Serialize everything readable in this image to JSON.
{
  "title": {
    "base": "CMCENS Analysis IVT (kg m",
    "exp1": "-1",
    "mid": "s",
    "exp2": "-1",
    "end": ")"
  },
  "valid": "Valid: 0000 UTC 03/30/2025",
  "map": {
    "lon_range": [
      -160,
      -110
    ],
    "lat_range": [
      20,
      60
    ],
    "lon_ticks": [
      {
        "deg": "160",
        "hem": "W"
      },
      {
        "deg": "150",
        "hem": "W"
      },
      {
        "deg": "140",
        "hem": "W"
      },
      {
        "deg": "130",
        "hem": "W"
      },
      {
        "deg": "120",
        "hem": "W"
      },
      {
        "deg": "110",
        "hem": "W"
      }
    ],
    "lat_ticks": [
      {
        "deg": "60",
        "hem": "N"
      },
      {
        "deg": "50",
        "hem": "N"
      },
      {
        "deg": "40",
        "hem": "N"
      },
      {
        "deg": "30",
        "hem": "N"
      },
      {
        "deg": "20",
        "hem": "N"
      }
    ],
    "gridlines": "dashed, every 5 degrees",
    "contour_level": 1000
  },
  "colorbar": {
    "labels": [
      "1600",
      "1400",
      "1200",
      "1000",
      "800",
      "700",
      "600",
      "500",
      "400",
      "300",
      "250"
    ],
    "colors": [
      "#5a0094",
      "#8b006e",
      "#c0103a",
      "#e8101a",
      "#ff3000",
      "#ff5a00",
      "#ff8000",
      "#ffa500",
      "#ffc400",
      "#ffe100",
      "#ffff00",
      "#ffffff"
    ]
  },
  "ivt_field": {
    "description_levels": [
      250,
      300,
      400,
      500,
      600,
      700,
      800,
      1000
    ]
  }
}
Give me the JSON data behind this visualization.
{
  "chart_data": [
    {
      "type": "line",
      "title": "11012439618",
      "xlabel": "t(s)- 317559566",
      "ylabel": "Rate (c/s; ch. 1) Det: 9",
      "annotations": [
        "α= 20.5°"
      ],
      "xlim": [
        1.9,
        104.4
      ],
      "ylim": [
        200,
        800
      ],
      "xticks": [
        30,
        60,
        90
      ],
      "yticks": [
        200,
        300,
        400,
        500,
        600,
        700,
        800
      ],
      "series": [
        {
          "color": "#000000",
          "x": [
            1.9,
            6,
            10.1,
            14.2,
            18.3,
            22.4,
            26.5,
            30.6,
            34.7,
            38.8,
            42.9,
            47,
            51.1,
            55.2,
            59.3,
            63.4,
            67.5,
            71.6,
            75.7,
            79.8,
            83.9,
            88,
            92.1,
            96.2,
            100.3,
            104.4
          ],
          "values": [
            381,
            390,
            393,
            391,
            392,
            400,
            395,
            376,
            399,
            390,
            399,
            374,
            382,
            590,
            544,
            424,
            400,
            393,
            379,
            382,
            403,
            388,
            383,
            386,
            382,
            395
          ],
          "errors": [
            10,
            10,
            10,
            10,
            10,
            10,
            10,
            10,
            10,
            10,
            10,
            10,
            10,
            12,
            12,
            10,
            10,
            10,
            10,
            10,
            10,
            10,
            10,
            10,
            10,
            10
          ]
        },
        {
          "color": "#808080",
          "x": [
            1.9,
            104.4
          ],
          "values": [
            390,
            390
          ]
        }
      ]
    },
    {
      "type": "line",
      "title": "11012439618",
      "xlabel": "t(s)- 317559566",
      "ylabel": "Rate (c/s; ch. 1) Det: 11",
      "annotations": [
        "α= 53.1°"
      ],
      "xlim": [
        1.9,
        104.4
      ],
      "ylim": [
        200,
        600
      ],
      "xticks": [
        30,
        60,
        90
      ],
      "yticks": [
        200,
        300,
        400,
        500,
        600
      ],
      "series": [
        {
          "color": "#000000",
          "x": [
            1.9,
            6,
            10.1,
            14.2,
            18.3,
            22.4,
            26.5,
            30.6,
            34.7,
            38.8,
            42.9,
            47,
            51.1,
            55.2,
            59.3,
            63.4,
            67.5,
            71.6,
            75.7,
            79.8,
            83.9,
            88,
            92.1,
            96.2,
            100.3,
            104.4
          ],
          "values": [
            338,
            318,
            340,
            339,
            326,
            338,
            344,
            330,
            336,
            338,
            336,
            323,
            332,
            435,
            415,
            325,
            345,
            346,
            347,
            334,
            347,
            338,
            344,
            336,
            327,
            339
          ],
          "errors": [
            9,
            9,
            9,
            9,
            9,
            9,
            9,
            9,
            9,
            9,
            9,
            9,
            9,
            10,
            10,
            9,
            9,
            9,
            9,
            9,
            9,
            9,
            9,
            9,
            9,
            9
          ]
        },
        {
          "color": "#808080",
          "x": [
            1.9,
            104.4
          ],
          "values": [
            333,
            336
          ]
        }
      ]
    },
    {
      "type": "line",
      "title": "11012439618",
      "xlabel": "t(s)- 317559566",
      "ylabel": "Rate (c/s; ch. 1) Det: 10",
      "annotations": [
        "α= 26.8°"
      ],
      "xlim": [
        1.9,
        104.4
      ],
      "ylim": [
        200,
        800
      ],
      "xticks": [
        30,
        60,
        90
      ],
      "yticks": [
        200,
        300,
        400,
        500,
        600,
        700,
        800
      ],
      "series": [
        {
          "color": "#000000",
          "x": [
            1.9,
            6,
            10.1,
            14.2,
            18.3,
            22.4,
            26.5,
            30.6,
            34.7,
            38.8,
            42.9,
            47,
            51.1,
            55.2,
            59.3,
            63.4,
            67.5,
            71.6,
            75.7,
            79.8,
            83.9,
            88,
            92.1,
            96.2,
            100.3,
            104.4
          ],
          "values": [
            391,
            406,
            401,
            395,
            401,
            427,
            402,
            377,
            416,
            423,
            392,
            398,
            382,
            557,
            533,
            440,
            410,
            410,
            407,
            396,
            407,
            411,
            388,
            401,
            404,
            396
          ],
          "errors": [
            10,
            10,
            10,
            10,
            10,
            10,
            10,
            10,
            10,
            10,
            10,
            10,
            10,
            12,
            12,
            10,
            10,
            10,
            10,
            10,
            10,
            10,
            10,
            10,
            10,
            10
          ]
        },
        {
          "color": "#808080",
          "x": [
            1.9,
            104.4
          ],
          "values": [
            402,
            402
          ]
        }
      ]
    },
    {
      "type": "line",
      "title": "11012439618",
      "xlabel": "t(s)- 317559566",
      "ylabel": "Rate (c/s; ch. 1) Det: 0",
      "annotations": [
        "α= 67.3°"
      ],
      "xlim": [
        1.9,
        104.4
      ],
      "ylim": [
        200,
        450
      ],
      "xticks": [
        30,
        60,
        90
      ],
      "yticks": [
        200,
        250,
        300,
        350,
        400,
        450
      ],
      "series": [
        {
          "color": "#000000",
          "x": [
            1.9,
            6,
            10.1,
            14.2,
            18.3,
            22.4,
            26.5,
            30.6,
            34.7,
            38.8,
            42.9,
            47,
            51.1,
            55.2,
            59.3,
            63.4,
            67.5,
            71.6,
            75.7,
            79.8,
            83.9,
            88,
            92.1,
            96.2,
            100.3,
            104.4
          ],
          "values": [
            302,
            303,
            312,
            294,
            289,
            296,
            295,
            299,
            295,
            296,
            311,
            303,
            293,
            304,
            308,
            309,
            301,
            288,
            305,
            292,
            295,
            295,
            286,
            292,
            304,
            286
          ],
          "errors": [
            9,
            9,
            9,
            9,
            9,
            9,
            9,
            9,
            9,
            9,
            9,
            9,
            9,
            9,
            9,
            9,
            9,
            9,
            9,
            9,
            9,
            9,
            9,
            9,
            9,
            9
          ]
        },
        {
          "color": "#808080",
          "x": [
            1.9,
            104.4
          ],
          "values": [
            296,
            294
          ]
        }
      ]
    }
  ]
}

- _WHAT YOU NEED TO DO_:
Identify all lines where the word "JSON" shows up. Copy them.

- _EXERCISE SOLUTION_:
Serialize everything readable in this image to JSON.
Give me the JSON data behind this visualization.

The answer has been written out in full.